Task requirements
How many lines of the entries below include the word "pirates"? Answer with the number alone.

Listed entries
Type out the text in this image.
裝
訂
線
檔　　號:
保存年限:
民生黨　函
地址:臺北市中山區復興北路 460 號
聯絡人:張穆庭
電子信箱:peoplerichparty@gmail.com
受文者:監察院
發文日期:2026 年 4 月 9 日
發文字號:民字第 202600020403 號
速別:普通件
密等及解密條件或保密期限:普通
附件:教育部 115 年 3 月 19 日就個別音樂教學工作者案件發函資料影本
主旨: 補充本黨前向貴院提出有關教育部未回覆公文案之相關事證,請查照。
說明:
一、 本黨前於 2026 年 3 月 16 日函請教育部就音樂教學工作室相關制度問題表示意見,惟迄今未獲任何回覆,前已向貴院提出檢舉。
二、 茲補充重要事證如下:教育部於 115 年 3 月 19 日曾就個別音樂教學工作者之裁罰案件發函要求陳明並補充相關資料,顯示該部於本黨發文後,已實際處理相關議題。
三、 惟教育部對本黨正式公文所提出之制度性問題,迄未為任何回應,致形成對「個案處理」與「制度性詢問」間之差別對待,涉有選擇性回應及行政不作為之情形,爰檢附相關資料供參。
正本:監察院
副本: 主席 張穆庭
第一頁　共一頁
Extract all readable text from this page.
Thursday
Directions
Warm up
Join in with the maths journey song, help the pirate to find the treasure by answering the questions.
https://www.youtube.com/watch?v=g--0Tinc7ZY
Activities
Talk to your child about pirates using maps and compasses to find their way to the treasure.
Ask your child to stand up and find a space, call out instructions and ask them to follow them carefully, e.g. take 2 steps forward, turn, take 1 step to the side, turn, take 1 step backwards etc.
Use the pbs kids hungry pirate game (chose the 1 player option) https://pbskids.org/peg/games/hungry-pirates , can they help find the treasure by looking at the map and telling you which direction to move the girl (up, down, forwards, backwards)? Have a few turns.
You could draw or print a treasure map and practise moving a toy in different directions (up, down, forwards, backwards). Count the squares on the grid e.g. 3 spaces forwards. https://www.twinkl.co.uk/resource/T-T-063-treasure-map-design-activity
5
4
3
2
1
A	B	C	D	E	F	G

Result of the exercise
2